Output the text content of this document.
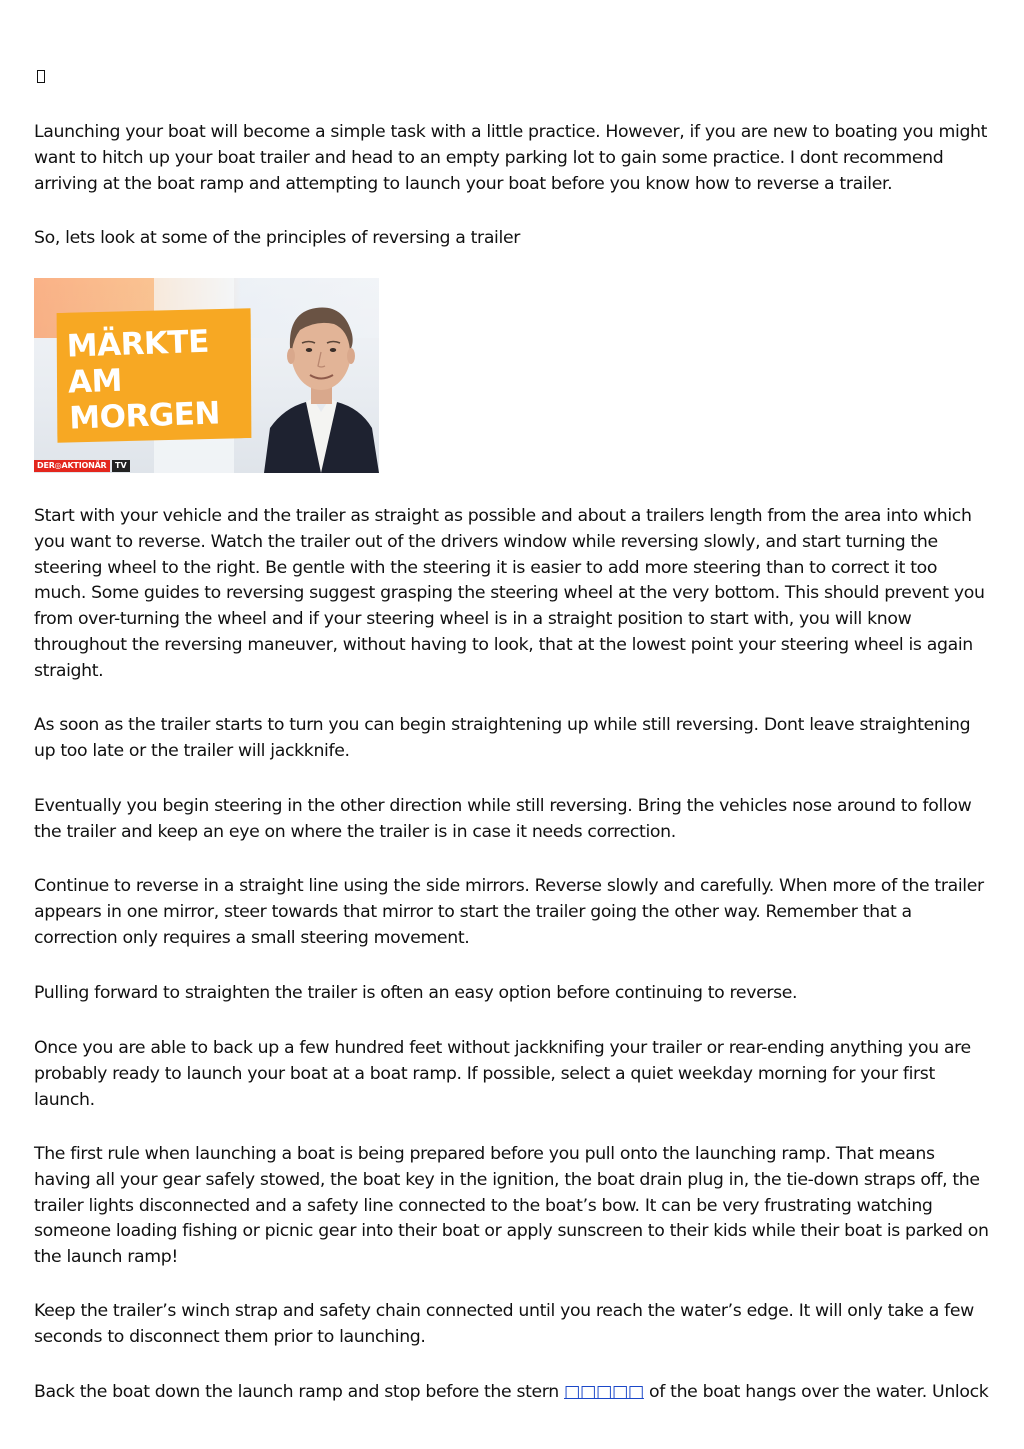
Launching your boat will become a simple task with a little practice. However, if you are new to boating you might want to hitch up your boat trailer and head to an empty parking lot to gain some practice. I dont recommend arriving at the boat ramp and attempting to launch your boat before you know how to reverse a trailer.

So, lets look at some of the principles of reversing a trailer

MÄRKTE
AM
MORGEN
DER◎AKTIONÄR	TV

Start with your vehicle and the trailer as straight as possible and about a trailers length from the area into which you want to reverse. Watch the trailer out of the drivers window while reversing slowly, and start turning the steering wheel to the right. Be gentle with the steering it is easier to add more steering than to correct it too much. Some guides to reversing suggest grasping the steering wheel at the very bottom. This should prevent you from over-turning the wheel and if your steering wheel is in a straight position to start with, you will know throughout the reversing maneuver, without having to look, that at the lowest point your steering wheel is again straight.

As soon as the trailer starts to turn you can begin straightening up while still reversing. Dont leave straightening up too late or the trailer will jackknife.

Eventually you begin steering in the other direction while still reversing. Bring the vehicles nose around to follow the trailer and keep an eye on where the trailer is in case it needs correction.

Continue to reverse in a straight line using the side mirrors. Reverse slowly and carefully. When more of the trailer appears in one mirror, steer towards that mirror to start the trailer going the other way. Remember that a correction only requires a small steering movement.

Pulling forward to straighten the trailer is often an easy option before continuing to reverse.

Once you are able to back up a few hundred feet without jackknifing your trailer or rear-ending anything you are probably ready to launch your boat at a boat ramp. If possible, select a quiet weekday morning for your first launch.

The first rule when launching a boat is being prepared before you pull onto the launching ramp. That means having all your gear safely stowed, the boat key in the ignition, the boat drain plug in, the tie-down straps off, the trailer lights disconnected and a safety line connected to the boat’s bow. It can be very frustrating watching someone loading fishing or picnic gear into their boat or apply sunscreen to their kids while their boat is parked on the launch ramp!

Keep the trailer’s winch strap and safety chain connected until you reach the water’s edge. It will only take a few seconds to disconnect them prior to launching.

Back the boat down the launch ramp and stop before the stern □□□□□ of the boat hangs over the water. Unlock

————

YOUR INSTRUCTIONS –
Repeat each entry exactly as given; no pictures belong in the copy.

RESULT OF THE EXERCISE –
Output the text content of this document.
Launching your boat will become a simple task with a little practice. However, if you are new to boating you might want to hitch up your boat trailer and head to an empty parking lot to gain some practice. I dont recommend arriving at the boat ramp and attempting to launch your boat before you know how to reverse a trailer.

So, lets look at some of the principles of reversing a trailer

MÄRKTE
AM
MORGEN
DER◎AKTIONÄR	TV

Start with your vehicle and the trailer as straight as possible and about a trailers length from the area into which you want to reverse. Watch the trailer out of the drivers window while reversing slowly, and start turning the steering wheel to the right. Be gentle with the steering it is easier to add more steering than to correct it too much. Some guides to reversing suggest grasping the steering wheel at the very bottom. This should prevent you from over-turning the wheel and if your steering wheel is in a straight position to start with, you will know throughout the reversing maneuver, without having to look, that at the lowest point your steering wheel is again straight.

As soon as the trailer starts to turn you can begin straightening up while still reversing. Dont leave straightening up too late or the trailer will jackknife.

Eventually you begin steering in the other direction while still reversing. Bring the vehicles nose around to follow the trailer and keep an eye on where the trailer is in case it needs correction.

Continue to reverse in a straight line using the side mirrors. Reverse slowly and carefully. When more of the trailer appears in one mirror, steer towards that mirror to start the trailer going the other way. Remember that a correction only requires a small steering movement.

Pulling forward to straighten the trailer is often an easy option before continuing to reverse.

Once you are able to back up a few hundred feet without jackknifing your trailer or rear-ending anything you are probably ready to launch your boat at a boat ramp. If possible, select a quiet weekday morning for your first launch.

The first rule when launching a boat is being prepared before you pull onto the launching ramp. That means having all your gear safely stowed, the boat key in the ignition, the boat drain plug in, the tie-down straps off, the trailer lights disconnected and a safety line connected to the boat’s bow. It can be very frustrating watching someone loading fishing or picnic gear into their boat or apply sunscreen to their kids while their boat is parked on the launch ramp!

Keep the trailer’s winch strap and safety chain connected until you reach the water’s edge. It will only take a few seconds to disconnect them prior to launching.

Back the boat down the launch ramp and stop before the stern □□□□□ of the boat hangs over the water. Unlock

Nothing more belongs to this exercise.